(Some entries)
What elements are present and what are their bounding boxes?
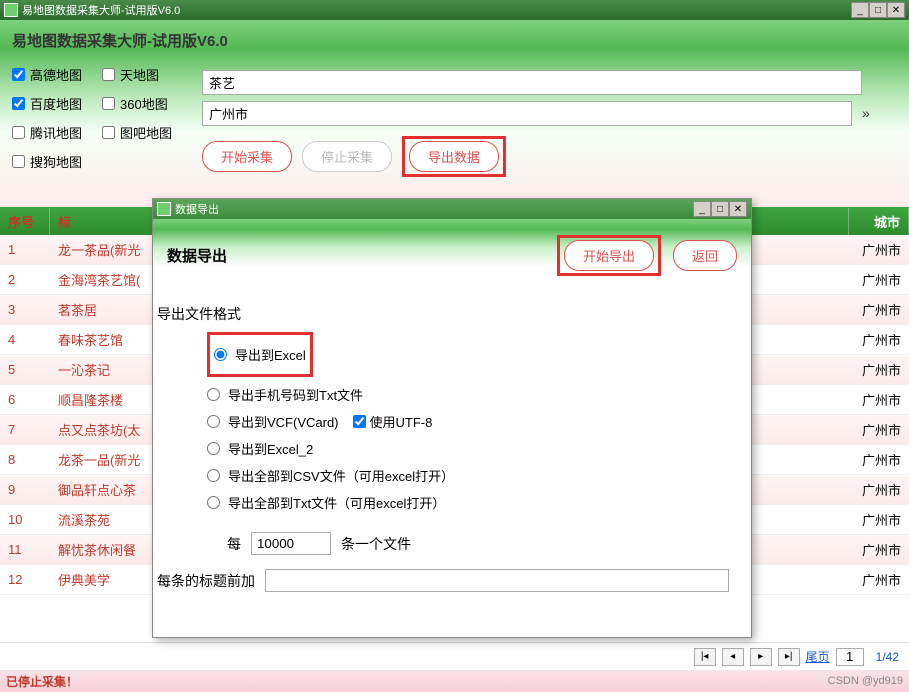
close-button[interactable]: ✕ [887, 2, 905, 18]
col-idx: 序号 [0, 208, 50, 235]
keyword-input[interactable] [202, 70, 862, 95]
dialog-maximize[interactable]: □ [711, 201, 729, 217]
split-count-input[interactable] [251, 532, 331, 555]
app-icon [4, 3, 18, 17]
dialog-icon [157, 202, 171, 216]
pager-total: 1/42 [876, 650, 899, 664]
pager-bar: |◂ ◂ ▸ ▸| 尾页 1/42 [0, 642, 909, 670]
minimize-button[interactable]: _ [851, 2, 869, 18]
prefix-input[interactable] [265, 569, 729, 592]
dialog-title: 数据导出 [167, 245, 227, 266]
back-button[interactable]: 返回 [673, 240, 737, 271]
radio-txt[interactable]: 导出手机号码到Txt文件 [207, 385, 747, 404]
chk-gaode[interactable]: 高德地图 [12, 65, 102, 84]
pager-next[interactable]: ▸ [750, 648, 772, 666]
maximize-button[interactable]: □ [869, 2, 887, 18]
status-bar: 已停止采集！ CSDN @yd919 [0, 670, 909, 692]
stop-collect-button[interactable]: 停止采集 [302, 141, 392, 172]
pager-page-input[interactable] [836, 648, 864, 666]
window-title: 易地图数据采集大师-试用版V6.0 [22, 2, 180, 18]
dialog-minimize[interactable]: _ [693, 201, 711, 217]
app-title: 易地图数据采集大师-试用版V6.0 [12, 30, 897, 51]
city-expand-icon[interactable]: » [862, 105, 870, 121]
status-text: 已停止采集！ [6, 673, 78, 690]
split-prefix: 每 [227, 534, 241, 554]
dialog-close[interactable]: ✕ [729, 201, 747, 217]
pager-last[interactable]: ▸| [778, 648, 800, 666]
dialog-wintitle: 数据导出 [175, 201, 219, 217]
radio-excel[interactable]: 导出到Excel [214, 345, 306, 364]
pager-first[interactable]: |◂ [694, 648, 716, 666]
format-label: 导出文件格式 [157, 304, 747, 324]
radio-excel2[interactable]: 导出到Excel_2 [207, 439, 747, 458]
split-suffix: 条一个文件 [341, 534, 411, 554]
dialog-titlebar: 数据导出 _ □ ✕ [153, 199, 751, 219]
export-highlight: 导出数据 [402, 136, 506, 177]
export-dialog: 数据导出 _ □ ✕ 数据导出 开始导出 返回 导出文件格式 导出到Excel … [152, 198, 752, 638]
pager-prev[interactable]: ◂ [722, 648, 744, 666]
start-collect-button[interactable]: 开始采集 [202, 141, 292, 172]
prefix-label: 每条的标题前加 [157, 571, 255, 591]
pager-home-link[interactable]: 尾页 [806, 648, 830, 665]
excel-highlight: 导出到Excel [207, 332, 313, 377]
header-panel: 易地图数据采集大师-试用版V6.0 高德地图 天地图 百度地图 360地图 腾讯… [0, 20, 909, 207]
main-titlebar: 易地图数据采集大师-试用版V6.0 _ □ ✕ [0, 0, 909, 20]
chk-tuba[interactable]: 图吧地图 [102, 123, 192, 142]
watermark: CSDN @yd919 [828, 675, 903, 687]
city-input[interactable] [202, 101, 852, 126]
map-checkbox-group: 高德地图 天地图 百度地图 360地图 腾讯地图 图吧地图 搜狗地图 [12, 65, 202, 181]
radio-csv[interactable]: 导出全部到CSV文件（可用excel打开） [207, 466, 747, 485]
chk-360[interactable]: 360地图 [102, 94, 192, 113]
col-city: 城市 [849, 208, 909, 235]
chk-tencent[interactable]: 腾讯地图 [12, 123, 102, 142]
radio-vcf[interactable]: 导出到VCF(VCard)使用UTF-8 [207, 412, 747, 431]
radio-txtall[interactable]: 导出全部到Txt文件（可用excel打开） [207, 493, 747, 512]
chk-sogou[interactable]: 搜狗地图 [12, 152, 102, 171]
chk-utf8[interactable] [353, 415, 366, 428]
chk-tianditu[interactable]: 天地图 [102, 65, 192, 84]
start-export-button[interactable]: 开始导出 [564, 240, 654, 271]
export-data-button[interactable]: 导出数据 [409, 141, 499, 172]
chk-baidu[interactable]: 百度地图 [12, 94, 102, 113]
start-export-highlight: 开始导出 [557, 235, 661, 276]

...

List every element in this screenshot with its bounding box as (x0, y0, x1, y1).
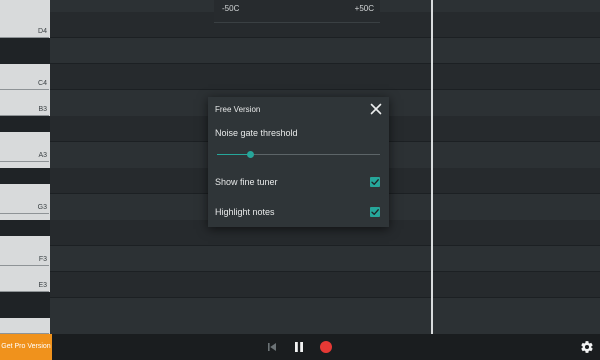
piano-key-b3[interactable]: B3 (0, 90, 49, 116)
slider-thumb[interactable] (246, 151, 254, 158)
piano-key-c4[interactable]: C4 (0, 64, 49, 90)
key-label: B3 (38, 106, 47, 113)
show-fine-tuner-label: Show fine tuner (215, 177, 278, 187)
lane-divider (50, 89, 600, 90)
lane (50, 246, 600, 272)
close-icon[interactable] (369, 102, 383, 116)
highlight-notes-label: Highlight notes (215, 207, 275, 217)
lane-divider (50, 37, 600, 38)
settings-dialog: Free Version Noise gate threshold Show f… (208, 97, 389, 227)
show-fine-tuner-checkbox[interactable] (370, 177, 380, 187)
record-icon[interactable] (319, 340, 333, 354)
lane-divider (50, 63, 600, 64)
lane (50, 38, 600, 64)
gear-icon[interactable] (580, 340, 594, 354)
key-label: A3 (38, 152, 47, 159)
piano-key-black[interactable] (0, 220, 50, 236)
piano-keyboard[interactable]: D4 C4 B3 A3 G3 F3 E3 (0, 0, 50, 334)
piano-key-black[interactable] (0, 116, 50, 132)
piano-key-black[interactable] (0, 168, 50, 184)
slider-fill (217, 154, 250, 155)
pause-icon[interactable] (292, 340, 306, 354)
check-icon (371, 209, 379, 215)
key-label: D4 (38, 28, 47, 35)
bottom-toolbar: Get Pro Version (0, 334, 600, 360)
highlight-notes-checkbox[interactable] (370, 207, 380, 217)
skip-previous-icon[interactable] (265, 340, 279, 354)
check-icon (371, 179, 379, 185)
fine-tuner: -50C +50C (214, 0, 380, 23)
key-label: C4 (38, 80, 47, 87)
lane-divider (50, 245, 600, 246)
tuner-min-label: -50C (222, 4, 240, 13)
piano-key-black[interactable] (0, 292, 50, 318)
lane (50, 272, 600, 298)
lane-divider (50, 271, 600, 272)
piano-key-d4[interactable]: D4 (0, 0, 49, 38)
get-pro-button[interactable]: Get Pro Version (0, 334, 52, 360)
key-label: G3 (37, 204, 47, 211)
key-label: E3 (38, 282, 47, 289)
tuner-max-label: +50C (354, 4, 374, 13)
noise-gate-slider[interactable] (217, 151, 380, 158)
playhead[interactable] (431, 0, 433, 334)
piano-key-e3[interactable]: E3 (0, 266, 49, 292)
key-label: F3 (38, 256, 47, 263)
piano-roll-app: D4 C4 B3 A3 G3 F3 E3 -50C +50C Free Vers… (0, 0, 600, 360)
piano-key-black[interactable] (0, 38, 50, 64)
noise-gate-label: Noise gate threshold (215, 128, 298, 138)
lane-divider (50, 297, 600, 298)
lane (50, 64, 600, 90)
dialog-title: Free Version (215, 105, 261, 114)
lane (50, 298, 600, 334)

> **What to do**
Please output, unchanged, the part of the first block of entries that opens with the line containing "close-button[interactable]: ✕ [887, 2, 905, 18]" and closes with the line containing "chk-gaode[interactable]: 高德地图 [12, 65, 102, 84]", including both of those lines.

> **Solved problem**
close-button[interactable]: ✕ [887, 2, 905, 18]
col-idx: 序号 [0, 208, 50, 235]
keyword-input[interactable] [202, 70, 862, 95]
dialog-maximize[interactable]: □ [711, 201, 729, 217]
split-count-input[interactable] [251, 532, 331, 555]
app-icon [4, 3, 18, 17]
dialog-icon [157, 202, 171, 216]
pager-total: 1/42 [876, 650, 899, 664]
pager-bar: |◂ ◂ ▸ ▸| 尾页 1/42 [0, 642, 909, 670]
minimize-button[interactable]: _ [851, 2, 869, 18]
prefix-input[interactable] [265, 569, 729, 592]
dialog-title: 数据导出 [167, 245, 227, 266]
back-button[interactable]: 返回 [673, 240, 737, 271]
radio-txt[interactable]: 导出手机号码到Txt文件 [207, 385, 747, 404]
chk-gaode[interactable]: 高德地图 [12, 65, 102, 84]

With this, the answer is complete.